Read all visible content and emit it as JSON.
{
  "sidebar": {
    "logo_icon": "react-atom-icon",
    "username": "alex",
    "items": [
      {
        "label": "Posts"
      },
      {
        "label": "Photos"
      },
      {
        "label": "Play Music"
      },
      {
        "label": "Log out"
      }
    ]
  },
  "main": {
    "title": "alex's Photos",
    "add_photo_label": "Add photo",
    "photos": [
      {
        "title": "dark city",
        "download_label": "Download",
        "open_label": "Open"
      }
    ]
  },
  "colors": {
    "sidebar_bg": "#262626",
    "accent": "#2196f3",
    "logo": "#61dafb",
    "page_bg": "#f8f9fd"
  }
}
==
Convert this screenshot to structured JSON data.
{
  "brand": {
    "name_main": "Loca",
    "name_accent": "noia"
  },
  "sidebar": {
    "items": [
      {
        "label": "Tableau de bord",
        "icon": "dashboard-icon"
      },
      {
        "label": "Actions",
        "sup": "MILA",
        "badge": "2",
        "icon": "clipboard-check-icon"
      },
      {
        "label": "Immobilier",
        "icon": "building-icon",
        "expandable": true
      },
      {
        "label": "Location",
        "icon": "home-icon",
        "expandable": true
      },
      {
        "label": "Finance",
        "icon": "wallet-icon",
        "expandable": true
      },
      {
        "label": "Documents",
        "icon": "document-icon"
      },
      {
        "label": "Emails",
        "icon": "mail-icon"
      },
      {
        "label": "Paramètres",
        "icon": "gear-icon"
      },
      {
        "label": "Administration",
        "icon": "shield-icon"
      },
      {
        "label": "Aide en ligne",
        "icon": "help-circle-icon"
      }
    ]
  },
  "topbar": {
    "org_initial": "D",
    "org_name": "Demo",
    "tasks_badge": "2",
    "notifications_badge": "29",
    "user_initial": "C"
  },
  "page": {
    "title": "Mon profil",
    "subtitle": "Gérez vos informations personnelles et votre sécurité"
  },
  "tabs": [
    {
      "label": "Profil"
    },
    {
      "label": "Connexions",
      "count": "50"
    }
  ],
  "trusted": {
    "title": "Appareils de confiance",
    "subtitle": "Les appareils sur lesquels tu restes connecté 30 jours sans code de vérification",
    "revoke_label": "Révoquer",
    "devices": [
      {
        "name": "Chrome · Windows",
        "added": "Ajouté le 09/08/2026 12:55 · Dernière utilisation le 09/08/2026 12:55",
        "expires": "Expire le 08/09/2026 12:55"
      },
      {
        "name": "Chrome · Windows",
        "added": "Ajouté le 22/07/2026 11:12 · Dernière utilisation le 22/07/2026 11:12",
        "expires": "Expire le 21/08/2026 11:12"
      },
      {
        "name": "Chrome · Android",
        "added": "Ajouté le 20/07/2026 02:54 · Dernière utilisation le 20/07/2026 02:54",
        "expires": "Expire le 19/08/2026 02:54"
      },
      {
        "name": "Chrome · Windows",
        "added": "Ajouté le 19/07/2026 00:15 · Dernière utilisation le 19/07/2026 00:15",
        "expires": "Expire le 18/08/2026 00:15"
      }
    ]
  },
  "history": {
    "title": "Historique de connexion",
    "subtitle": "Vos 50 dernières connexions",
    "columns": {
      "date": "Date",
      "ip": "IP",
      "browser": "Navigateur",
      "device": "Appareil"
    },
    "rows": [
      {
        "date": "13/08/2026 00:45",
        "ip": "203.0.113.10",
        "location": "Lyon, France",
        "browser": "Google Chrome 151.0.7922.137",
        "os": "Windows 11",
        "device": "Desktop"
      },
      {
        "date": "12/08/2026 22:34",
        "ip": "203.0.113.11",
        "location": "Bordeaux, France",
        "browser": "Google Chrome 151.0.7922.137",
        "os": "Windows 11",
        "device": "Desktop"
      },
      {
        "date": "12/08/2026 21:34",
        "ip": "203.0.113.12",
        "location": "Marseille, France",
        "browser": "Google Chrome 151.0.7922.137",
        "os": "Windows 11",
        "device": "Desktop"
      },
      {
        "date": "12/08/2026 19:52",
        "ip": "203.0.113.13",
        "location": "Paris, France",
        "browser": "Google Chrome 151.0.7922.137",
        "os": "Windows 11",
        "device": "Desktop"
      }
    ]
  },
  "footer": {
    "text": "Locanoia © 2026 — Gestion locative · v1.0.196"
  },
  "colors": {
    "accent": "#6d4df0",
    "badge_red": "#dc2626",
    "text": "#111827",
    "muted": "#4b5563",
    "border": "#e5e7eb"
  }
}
* * *
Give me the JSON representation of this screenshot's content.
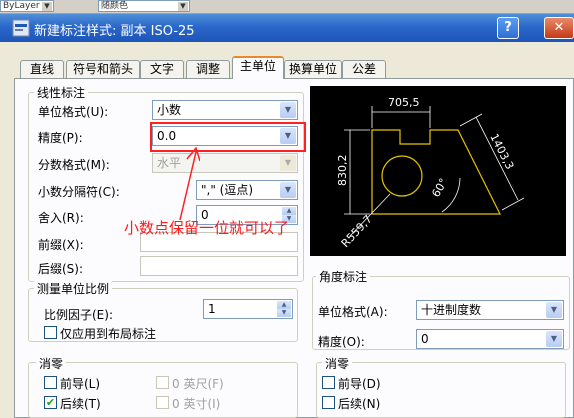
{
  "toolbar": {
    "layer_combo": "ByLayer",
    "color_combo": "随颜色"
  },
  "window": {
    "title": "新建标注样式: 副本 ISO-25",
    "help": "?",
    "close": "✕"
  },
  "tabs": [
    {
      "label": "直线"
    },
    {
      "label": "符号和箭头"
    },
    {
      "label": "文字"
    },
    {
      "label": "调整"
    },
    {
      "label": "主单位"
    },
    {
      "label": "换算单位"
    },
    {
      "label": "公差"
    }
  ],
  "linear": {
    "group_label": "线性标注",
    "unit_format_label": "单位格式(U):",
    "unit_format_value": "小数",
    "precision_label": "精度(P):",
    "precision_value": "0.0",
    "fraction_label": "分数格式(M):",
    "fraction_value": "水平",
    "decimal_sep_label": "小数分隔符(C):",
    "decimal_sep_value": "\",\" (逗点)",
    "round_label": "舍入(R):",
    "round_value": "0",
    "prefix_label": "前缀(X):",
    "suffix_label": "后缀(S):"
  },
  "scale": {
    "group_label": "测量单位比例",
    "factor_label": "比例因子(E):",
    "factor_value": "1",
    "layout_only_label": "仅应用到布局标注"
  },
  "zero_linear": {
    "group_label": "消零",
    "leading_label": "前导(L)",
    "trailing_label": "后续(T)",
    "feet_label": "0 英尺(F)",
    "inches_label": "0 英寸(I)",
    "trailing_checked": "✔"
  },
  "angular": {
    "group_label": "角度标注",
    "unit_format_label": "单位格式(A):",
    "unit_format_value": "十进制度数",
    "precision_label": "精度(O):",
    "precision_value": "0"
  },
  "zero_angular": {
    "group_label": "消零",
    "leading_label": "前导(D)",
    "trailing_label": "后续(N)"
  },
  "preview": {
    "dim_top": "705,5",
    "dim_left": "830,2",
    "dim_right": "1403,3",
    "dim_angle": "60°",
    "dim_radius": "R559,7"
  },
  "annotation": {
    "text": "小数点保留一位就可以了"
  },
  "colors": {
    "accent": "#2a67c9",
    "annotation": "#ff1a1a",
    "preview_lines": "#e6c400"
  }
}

__Challenge__
Look over the listing. Pull out every line with the string "Ajouté" in it.

__Reply__
        "added": "Ajouté le 09/08/2026 12:55 · Dernière utilisation le 09/08/2026 12:55",
        "added": "Ajouté le 22/07/2026 11:12 · Dernière utilisation le 22/07/2026 11:12",
        "added": "Ajouté le 20/07/2026 02:54 · Dernière utilisation le 20/07/2026 02:54",
        "added": "Ajouté le 19/07/2026 00:15 · Dernière utilisation le 19/07/2026 00:15",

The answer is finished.